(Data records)
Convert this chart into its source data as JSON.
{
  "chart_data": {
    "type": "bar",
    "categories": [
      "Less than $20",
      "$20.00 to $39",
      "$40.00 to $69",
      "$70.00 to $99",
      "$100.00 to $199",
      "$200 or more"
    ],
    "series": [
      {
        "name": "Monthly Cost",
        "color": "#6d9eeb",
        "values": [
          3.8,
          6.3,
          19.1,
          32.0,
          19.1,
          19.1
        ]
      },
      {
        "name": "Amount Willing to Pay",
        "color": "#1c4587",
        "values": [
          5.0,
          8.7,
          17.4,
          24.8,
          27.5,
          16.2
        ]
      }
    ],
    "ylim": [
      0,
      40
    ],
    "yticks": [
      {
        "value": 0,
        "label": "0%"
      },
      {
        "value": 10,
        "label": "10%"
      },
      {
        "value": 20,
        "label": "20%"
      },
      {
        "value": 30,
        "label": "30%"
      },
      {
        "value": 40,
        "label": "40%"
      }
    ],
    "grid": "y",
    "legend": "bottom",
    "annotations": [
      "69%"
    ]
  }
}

_Exercise prompt_. Reproduce the material above without altering a single character.

_Answer to this problem_.
Convert this chart into its source data as JSON.
{
  "chart_data": {
    "type": "bar",
    "categories": [
      "Less than $20",
      "$20.00 to $39",
      "$40.00 to $69",
      "$70.00 to $99",
      "$100.00 to $199",
      "$200 or more"
    ],
    "series": [
      {
        "name": "Monthly Cost",
        "color": "#6d9eeb",
        "values": [
          3.8,
          6.3,
          19.1,
          32.0,
          19.1,
          19.1
        ]
      },
      {
        "name": "Amount Willing to Pay",
        "color": "#1c4587",
        "values": [
          5.0,
          8.7,
          17.4,
          24.8,
          27.5,
          16.2
        ]
      }
    ],
    "ylim": [
      0,
      40
    ],
    "yticks": [
      {
        "value": 0,
        "label": "0%"
      },
      {
        "value": 10,
        "label": "10%"
      },
      {
        "value": 20,
        "label": "20%"
      },
      {
        "value": 30,
        "label": "30%"
      },
      {
        "value": 40,
        "label": "40%"
      }
    ],
    "grid": "y",
    "legend": "bottom",
    "annotations": [
      "69%"
    ]
  }
}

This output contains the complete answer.